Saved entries

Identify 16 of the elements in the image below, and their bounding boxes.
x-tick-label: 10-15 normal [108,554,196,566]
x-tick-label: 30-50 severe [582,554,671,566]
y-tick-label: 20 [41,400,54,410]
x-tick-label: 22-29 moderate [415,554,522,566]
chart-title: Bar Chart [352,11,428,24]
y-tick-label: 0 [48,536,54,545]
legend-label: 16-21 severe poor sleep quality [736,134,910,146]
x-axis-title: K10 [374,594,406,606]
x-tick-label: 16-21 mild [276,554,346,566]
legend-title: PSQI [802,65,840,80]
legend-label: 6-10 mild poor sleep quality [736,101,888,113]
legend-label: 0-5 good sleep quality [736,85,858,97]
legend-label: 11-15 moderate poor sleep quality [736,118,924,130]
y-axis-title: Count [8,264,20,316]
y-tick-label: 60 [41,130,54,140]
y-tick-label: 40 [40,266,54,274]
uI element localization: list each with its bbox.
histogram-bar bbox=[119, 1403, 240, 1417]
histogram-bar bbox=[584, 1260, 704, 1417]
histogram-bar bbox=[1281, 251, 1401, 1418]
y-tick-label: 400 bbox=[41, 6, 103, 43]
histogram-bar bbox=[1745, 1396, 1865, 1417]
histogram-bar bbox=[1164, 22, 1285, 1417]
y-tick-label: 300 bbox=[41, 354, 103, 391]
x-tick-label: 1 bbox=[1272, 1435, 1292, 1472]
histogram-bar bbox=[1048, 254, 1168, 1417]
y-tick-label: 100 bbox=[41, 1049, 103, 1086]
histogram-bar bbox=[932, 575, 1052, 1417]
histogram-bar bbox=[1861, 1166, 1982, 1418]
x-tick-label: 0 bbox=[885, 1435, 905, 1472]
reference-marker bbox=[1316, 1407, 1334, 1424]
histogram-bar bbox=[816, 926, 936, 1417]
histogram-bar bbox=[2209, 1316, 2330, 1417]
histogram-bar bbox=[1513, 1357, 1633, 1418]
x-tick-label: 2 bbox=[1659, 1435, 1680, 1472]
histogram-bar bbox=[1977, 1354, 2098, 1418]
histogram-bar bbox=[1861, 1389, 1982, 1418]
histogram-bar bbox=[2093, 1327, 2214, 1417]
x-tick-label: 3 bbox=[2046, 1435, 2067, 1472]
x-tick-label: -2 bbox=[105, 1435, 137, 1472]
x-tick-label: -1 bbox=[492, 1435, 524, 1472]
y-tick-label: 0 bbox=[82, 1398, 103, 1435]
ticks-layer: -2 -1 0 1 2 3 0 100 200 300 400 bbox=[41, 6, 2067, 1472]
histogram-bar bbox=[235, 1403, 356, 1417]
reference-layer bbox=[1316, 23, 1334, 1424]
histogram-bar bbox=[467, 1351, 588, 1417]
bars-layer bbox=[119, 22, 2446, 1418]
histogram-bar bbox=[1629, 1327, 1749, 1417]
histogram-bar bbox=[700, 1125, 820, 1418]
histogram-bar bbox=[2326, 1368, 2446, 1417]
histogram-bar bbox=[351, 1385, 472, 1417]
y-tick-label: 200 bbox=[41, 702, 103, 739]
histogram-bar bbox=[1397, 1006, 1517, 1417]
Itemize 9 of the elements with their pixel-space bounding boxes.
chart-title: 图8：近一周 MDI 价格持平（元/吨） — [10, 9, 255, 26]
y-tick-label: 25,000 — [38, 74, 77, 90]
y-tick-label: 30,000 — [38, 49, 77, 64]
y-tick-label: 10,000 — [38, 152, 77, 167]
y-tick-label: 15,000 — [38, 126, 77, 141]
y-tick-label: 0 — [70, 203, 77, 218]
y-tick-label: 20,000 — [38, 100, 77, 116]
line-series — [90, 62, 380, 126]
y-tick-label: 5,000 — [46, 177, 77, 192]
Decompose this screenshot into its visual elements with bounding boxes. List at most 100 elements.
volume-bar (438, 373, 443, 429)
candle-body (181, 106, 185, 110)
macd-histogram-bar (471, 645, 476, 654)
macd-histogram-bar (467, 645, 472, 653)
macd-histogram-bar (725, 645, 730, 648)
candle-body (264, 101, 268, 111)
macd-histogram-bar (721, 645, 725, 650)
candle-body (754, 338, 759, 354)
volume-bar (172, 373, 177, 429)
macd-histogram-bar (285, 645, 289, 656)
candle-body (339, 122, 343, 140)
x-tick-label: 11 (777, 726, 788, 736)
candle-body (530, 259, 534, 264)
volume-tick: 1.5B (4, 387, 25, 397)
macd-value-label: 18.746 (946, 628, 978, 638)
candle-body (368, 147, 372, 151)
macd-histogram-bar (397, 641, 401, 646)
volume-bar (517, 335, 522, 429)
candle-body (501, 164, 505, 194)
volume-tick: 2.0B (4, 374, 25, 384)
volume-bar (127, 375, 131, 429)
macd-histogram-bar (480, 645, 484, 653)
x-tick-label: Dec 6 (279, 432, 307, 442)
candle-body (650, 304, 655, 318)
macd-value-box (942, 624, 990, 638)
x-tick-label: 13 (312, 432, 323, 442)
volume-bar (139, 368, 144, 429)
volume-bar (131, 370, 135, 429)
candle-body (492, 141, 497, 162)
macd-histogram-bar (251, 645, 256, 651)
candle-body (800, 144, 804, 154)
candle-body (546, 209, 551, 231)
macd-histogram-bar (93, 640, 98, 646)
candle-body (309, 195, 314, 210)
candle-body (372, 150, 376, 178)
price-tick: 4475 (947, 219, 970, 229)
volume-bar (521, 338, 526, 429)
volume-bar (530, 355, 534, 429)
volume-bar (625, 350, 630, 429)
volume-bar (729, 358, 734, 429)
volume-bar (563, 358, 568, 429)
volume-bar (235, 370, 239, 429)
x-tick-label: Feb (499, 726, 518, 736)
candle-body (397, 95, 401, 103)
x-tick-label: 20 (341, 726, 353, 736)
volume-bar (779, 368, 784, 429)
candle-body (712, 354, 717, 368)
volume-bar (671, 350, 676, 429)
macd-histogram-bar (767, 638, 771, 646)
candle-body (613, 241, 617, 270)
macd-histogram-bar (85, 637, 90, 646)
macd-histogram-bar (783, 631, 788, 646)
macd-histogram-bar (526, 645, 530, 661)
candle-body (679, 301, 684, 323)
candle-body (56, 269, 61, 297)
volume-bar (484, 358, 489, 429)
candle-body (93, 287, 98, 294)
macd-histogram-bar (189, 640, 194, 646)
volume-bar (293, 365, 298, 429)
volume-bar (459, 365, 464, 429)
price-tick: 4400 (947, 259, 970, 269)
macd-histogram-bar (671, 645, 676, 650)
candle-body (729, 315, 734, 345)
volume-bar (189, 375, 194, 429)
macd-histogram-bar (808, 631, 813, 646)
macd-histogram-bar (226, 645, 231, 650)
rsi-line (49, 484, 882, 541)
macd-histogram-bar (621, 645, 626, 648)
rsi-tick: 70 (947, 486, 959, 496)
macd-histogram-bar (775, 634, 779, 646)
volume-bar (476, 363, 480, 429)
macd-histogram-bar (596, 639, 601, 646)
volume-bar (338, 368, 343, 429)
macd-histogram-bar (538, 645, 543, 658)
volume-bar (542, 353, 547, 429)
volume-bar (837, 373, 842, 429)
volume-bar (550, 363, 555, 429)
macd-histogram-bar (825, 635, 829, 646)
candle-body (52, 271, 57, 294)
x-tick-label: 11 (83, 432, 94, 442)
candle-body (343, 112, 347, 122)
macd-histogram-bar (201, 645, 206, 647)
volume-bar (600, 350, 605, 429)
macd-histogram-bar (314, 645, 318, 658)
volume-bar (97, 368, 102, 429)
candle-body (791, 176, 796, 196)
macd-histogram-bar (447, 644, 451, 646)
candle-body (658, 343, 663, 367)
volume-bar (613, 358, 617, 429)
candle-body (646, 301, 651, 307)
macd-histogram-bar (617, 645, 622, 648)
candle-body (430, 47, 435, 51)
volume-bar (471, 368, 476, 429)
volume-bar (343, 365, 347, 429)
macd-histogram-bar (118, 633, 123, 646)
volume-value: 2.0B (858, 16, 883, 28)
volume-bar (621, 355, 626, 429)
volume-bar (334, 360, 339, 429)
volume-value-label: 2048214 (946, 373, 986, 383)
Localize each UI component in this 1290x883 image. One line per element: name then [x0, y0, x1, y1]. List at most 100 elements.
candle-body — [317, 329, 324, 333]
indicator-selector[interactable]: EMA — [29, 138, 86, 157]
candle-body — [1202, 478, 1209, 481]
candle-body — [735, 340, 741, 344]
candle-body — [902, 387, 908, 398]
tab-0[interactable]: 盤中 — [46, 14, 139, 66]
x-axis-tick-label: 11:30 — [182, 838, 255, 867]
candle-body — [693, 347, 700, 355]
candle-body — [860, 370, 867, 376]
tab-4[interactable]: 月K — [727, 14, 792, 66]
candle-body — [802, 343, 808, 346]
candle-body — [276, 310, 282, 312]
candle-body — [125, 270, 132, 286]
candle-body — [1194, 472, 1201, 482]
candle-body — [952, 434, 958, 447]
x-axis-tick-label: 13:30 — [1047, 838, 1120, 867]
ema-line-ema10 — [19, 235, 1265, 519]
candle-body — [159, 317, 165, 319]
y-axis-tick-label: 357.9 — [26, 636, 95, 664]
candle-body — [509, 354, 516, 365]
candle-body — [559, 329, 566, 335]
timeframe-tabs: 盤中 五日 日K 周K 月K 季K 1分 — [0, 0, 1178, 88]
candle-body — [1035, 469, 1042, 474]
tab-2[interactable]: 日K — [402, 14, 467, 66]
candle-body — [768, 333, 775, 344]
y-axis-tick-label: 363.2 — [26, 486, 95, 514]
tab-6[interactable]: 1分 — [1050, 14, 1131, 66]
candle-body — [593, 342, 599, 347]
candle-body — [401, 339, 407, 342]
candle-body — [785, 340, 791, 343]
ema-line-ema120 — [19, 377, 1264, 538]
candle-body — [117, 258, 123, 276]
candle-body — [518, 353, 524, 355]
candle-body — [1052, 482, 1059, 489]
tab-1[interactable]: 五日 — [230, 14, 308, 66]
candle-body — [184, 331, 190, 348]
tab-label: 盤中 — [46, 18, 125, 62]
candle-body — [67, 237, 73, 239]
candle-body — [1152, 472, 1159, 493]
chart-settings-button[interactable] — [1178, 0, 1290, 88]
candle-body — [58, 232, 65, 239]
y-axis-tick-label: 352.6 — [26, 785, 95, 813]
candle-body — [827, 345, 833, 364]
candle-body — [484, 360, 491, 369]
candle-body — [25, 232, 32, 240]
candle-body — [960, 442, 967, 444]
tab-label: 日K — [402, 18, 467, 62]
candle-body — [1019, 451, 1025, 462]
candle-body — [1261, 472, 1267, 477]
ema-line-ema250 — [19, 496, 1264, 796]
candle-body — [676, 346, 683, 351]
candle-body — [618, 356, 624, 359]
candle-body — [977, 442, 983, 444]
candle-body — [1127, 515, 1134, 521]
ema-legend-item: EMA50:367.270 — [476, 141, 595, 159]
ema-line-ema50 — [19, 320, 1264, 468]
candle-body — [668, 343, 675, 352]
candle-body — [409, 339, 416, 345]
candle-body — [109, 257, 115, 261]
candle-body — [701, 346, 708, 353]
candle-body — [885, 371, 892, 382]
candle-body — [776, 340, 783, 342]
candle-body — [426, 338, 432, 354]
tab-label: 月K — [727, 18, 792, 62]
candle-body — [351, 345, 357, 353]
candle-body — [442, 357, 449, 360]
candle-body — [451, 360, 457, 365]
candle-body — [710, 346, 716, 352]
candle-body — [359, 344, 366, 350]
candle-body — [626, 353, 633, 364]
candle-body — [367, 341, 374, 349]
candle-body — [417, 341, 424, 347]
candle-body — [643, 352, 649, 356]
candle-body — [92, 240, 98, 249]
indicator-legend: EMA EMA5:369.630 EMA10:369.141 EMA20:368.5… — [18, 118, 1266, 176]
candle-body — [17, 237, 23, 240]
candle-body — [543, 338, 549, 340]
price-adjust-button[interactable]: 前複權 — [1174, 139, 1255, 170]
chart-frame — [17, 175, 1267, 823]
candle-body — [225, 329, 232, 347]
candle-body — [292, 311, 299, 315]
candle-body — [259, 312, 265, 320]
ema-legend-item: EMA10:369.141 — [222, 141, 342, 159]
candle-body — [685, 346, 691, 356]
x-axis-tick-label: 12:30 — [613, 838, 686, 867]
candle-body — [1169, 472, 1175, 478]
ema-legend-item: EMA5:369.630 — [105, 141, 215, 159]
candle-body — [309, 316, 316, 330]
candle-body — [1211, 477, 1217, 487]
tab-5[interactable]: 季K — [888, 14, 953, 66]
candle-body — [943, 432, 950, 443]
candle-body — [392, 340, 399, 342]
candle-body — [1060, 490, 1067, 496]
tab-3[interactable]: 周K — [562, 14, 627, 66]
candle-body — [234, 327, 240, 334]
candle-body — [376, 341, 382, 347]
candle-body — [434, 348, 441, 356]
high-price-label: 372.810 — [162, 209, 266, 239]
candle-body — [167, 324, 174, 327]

THE EXERCISE - Swap "legend-label" for "legend-entry" in the lines running from the start of the items through the line that contains "histogram-bar bbox=[1513, 1357, 1633, 1418]", leaving everything else unchanged.

TASK SOLUTION -
Identify 16 of the elements in the image below, and their bounding boxes.
x-tick-label: 10-15 normal [108,554,196,566]
x-tick-label: 30-50 severe [582,554,671,566]
y-tick-label: 20 [41,400,54,410]
x-tick-label: 22-29 moderate [415,554,522,566]
chart-title: Bar Chart [352,11,428,24]
y-tick-label: 0 [48,536,54,545]
legend-entry: 16-21 severe poor sleep quality [736,134,910,146]
x-axis-title: K10 [374,594,406,606]
x-tick-label: 16-21 mild [276,554,346,566]
legend-title: PSQI [802,65,840,80]
legend-entry: 6-10 mild poor sleep quality [736,101,888,113]
legend-entry: 0-5 good sleep quality [736,85,858,97]
legend-entry: 11-15 moderate poor sleep quality [736,118,924,130]
y-axis-title: Count [8,264,20,316]
y-tick-label: 60 [41,130,54,140]
y-tick-label: 40 [40,266,54,274]
uI element localization: list each with its bbox.
histogram-bar bbox=[119, 1403, 240, 1417]
histogram-bar bbox=[584, 1260, 704, 1417]
histogram-bar bbox=[1281, 251, 1401, 1418]
y-tick-label: 400 bbox=[41, 6, 103, 43]
histogram-bar bbox=[1745, 1396, 1865, 1417]
histogram-bar bbox=[1164, 22, 1285, 1417]
y-tick-label: 300 bbox=[41, 354, 103, 391]
x-tick-label: 1 bbox=[1272, 1435, 1292, 1472]
histogram-bar bbox=[1048, 254, 1168, 1417]
y-tick-label: 100 bbox=[41, 1049, 103, 1086]
histogram-bar bbox=[932, 575, 1052, 1417]
histogram-bar bbox=[1861, 1166, 1982, 1418]
x-tick-label: 0 bbox=[885, 1435, 905, 1472]
reference-marker bbox=[1316, 1407, 1334, 1424]
histogram-bar bbox=[816, 926, 936, 1417]
histogram-bar bbox=[2209, 1316, 2330, 1417]
histogram-bar bbox=[1513, 1357, 1633, 1418]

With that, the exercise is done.